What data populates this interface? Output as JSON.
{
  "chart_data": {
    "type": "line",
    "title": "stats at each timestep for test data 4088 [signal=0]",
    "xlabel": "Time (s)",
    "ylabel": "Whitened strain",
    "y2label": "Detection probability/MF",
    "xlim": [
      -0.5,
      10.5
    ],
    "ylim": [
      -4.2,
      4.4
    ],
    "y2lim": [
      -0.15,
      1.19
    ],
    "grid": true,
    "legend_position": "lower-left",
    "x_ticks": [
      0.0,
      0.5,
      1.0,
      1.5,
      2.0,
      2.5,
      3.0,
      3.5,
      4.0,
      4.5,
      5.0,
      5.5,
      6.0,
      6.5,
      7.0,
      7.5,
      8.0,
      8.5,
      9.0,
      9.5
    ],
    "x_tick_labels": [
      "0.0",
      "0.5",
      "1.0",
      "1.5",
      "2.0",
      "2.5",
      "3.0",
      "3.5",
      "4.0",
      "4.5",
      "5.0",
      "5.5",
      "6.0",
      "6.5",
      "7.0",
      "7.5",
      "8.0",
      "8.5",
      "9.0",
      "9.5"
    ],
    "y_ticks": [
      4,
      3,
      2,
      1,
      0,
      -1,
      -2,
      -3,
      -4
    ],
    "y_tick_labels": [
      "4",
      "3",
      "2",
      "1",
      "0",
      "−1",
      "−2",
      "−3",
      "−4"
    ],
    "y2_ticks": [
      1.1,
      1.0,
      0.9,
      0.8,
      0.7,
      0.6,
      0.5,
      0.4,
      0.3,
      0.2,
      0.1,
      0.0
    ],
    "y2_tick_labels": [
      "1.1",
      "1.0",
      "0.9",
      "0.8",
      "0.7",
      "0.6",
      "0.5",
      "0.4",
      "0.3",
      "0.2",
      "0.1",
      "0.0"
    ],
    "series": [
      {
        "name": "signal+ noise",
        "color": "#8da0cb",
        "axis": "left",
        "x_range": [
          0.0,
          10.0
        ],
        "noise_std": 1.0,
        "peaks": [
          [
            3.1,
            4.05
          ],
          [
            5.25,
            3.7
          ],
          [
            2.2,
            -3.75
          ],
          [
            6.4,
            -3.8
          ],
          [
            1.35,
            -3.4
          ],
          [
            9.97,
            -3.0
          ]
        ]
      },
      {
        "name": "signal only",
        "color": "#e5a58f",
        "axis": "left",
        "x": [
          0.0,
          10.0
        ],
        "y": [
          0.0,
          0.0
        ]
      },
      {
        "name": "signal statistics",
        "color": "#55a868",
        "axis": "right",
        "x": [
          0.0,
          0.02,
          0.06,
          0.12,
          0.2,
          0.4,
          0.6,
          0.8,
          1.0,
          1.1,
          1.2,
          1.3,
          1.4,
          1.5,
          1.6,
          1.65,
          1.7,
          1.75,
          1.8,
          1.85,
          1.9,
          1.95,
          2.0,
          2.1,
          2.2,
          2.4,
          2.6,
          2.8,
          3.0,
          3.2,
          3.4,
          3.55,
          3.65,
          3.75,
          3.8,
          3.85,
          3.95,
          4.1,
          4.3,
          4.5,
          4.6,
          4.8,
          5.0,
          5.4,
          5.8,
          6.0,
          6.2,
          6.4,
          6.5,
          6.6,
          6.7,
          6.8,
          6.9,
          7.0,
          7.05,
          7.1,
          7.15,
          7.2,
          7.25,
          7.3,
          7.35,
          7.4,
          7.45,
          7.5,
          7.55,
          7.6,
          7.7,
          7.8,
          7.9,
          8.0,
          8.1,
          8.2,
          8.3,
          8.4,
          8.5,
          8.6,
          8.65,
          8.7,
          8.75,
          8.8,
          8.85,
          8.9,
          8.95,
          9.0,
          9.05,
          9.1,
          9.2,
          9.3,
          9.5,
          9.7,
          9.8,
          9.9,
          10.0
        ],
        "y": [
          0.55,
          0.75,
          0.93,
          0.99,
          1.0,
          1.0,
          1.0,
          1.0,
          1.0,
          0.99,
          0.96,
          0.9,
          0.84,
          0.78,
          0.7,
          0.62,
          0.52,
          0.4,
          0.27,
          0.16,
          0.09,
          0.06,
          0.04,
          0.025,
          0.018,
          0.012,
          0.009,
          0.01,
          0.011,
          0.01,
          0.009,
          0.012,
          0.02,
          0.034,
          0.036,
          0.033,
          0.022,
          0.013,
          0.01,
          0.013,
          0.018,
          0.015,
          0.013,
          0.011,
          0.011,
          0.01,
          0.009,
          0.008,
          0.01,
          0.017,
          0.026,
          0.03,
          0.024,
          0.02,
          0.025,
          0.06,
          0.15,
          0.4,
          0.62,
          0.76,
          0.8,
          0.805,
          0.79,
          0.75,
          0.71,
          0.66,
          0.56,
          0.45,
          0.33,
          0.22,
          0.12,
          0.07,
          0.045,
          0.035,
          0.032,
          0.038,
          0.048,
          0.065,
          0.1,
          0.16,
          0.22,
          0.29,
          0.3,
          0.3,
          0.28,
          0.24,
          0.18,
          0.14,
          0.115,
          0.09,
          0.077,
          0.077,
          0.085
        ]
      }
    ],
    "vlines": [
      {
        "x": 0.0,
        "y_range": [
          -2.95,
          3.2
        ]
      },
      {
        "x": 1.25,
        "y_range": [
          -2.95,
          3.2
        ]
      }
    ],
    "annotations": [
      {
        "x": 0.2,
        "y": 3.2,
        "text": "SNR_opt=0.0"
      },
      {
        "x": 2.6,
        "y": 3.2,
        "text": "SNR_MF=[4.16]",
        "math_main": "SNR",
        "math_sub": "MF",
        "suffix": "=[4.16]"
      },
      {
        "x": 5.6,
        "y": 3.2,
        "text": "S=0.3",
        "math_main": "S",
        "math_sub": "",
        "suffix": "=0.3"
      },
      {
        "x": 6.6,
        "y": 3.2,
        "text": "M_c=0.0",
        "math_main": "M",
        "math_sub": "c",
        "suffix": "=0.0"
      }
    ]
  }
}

> **THE REQUEST**
Tally the lines in the entries above that hold the word "name". Reply with nothing but that count.

> **THE OUTPUT**
3